## BRIEF
From the entries below, please gather each line containing the string "true".

## SOURCE RECORDS

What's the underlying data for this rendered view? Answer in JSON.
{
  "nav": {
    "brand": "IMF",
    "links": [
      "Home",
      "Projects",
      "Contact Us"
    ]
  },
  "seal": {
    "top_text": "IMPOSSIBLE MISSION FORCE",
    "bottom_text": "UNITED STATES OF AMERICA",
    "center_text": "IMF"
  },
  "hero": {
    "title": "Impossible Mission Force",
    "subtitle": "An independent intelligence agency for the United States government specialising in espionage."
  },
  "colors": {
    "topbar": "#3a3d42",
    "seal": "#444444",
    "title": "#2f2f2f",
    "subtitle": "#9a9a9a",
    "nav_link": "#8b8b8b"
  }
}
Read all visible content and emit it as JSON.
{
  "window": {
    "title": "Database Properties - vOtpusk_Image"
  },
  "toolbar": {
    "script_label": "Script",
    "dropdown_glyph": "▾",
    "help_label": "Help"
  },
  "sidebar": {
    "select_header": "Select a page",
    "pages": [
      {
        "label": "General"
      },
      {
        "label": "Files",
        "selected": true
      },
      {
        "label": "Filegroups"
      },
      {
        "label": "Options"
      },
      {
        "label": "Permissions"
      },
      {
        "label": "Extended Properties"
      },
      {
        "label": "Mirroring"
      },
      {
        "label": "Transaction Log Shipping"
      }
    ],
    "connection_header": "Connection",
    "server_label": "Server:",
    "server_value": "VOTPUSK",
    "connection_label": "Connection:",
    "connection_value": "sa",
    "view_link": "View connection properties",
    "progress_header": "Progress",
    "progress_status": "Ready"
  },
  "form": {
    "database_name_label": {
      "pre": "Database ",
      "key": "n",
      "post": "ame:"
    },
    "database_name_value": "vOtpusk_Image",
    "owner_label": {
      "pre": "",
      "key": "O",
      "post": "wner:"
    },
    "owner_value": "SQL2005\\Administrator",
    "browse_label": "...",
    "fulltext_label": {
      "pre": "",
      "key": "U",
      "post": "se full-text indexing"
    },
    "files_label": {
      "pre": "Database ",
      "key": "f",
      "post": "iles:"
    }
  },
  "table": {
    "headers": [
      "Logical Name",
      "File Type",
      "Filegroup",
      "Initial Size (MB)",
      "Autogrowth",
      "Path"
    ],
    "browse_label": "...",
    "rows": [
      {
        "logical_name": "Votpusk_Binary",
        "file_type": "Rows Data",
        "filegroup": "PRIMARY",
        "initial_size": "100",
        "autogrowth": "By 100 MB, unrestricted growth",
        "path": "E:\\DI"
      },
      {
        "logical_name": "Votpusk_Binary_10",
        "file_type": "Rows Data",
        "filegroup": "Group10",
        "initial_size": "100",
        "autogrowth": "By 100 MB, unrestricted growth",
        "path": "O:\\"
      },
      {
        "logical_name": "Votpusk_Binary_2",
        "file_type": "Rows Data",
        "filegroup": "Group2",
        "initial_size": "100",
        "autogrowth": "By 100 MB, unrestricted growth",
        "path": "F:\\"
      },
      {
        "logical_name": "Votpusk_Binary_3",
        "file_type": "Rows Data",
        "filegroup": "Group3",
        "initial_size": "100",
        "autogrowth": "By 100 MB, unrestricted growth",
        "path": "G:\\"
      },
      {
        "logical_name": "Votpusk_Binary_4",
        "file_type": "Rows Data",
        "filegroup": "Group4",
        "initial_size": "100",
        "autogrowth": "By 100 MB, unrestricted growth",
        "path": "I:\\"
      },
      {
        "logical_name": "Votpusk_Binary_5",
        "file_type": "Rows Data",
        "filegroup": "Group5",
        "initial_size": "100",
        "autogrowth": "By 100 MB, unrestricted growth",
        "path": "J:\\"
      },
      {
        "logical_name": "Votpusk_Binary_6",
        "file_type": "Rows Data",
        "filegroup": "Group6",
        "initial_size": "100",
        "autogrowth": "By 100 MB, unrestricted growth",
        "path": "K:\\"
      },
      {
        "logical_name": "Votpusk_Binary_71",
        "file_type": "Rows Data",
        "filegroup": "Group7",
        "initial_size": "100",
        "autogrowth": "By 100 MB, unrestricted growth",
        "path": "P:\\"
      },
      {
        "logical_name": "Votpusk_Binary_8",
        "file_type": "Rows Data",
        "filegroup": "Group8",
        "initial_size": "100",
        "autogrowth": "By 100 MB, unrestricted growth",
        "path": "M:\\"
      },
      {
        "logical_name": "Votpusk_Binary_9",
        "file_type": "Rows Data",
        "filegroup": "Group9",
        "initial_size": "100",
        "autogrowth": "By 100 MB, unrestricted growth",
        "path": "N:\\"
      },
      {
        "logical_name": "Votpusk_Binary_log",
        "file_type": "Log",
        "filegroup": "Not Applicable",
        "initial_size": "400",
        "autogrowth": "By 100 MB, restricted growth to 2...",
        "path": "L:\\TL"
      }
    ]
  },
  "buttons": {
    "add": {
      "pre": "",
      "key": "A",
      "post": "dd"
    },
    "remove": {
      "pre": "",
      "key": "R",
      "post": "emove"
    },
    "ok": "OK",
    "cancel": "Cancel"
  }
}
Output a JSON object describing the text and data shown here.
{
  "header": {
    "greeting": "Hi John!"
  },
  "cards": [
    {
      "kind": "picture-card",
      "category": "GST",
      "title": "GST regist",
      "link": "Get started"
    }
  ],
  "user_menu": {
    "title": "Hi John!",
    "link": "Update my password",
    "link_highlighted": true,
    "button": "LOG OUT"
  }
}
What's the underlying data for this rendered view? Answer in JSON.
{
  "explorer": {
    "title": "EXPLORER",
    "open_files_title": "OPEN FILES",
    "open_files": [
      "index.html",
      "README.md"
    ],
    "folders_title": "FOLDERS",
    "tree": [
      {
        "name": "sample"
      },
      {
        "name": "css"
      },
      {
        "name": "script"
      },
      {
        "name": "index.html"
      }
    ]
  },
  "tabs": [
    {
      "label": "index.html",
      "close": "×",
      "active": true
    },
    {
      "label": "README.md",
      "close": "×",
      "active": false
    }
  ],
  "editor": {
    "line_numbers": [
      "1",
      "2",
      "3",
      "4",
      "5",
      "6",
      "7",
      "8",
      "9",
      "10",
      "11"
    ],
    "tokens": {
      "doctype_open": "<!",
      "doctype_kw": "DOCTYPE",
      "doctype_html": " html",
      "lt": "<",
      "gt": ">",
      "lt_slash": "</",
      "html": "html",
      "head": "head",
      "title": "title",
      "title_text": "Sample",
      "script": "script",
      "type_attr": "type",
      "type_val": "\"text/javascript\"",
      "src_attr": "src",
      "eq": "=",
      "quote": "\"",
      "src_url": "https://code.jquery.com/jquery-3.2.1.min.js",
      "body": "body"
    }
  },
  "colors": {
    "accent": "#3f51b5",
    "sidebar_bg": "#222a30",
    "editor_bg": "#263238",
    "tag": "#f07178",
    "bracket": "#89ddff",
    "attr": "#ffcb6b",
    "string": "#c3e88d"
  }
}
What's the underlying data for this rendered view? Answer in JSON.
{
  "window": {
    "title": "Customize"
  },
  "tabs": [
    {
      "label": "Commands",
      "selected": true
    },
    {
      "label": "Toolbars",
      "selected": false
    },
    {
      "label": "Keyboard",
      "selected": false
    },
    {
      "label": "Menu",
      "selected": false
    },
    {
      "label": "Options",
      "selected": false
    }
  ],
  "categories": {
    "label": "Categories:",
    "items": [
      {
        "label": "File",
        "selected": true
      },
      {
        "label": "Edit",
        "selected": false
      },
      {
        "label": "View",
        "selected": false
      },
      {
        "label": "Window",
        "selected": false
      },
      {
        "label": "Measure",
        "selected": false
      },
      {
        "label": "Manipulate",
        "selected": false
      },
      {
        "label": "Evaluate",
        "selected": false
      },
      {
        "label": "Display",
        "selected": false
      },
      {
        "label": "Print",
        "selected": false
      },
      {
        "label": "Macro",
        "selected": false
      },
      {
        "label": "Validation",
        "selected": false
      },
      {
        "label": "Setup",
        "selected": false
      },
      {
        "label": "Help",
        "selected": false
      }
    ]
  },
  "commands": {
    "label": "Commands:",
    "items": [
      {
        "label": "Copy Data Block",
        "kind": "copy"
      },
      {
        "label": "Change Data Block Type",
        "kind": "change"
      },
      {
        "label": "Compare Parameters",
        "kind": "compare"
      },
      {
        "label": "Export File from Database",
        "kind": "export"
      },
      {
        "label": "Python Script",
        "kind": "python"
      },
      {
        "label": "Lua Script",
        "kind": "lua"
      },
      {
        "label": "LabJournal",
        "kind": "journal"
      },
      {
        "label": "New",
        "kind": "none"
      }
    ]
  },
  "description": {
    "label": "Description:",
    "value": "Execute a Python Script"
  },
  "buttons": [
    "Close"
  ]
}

## RESPONSE BELOW
        "selected": true
    "link_highlighted": true,
      "active": true
      "selected": true
        "selected": true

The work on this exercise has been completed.